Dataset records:
— start —
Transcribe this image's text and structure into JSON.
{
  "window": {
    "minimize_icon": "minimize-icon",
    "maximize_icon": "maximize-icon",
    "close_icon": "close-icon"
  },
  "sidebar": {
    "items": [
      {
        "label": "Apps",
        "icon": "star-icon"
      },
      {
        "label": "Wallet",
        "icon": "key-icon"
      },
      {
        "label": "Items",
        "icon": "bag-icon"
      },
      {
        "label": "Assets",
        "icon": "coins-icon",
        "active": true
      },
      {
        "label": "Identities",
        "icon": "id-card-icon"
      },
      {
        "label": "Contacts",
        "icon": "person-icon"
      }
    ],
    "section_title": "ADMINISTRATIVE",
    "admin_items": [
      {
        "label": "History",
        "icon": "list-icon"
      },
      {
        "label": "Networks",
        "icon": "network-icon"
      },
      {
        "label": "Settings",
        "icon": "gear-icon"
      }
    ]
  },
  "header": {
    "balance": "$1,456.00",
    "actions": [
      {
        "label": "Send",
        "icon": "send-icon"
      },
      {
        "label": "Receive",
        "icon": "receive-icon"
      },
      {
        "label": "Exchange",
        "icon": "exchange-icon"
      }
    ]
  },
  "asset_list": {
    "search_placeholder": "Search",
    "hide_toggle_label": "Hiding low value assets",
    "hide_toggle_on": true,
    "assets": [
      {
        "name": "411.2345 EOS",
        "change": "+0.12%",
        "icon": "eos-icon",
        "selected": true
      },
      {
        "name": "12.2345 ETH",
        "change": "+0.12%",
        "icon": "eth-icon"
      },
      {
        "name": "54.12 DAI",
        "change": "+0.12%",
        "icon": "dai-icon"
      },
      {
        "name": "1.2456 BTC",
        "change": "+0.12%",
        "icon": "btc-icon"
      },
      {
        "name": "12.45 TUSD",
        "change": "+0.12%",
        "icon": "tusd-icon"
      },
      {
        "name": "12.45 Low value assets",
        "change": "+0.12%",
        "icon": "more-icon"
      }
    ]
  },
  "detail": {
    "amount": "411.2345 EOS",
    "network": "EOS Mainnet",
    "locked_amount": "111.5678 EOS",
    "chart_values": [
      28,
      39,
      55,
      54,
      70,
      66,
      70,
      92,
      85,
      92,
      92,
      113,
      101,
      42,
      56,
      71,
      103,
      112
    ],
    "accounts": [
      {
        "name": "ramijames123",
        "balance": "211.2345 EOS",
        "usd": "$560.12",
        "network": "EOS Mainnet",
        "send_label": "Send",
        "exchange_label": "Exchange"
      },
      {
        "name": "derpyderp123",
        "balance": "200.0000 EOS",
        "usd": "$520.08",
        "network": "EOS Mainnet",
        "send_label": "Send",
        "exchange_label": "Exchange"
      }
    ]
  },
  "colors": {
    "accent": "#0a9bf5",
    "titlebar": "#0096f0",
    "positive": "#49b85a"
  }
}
— end —
What the task requires:
Write the data out again in full and exactly.

Answer to this task:
Transcribe this image's text and structure into JSON.
{
  "window": {
    "minimize_icon": "minimize-icon",
    "maximize_icon": "maximize-icon",
    "close_icon": "close-icon"
  },
  "sidebar": {
    "items": [
      {
        "label": "Apps",
        "icon": "star-icon"
      },
      {
        "label": "Wallet",
        "icon": "key-icon"
      },
      {
        "label": "Items",
        "icon": "bag-icon"
      },
      {
        "label": "Assets",
        "icon": "coins-icon",
        "active": true
      },
      {
        "label": "Identities",
        "icon": "id-card-icon"
      },
      {
        "label": "Contacts",
        "icon": "person-icon"
      }
    ],
    "section_title": "ADMINISTRATIVE",
    "admin_items": [
      {
        "label": "History",
        "icon": "list-icon"
      },
      {
        "label": "Networks",
        "icon": "network-icon"
      },
      {
        "label": "Settings",
        "icon": "gear-icon"
      }
    ]
  },
  "header": {
    "balance": "$1,456.00",
    "actions": [
      {
        "label": "Send",
        "icon": "send-icon"
      },
      {
        "label": "Receive",
        "icon": "receive-icon"
      },
      {
        "label": "Exchange",
        "icon": "exchange-icon"
      }
    ]
  },
  "asset_list": {
    "search_placeholder": "Search",
    "hide_toggle_label": "Hiding low value assets",
    "hide_toggle_on": true,
    "assets": [
      {
        "name": "411.2345 EOS",
        "change": "+0.12%",
        "icon": "eos-icon",
        "selected": true
      },
      {
        "name": "12.2345 ETH",
        "change": "+0.12%",
        "icon": "eth-icon"
      },
      {
        "name": "54.12 DAI",
        "change": "+0.12%",
        "icon": "dai-icon"
      },
      {
        "name": "1.2456 BTC",
        "change": "+0.12%",
        "icon": "btc-icon"
      },
      {
        "name": "12.45 TUSD",
        "change": "+0.12%",
        "icon": "tusd-icon"
      },
      {
        "name": "12.45 Low value assets",
        "change": "+0.12%",
        "icon": "more-icon"
      }
    ]
  },
  "detail": {
    "amount": "411.2345 EOS",
    "network": "EOS Mainnet",
    "locked_amount": "111.5678 EOS",
    "chart_values": [
      28,
      39,
      55,
      54,
      70,
      66,
      70,
      92,
      85,
      92,
      92,
      113,
      101,
      42,
      56,
      71,
      103,
      112
    ],
    "accounts": [
      {
        "name": "ramijames123",
        "balance": "211.2345 EOS",
        "usd": "$560.12",
        "network": "EOS Mainnet",
        "send_label": "Send",
        "exchange_label": "Exchange"
      },
      {
        "name": "derpyderp123",
        "balance": "200.0000 EOS",
        "usd": "$520.08",
        "network": "EOS Mainnet",
        "send_label": "Send",
        "exchange_label": "Exchange"
      }
    ]
  },
  "colors": {
    "accent": "#0a9bf5",
    "titlebar": "#0096f0",
    "positive": "#49b85a"
  }
}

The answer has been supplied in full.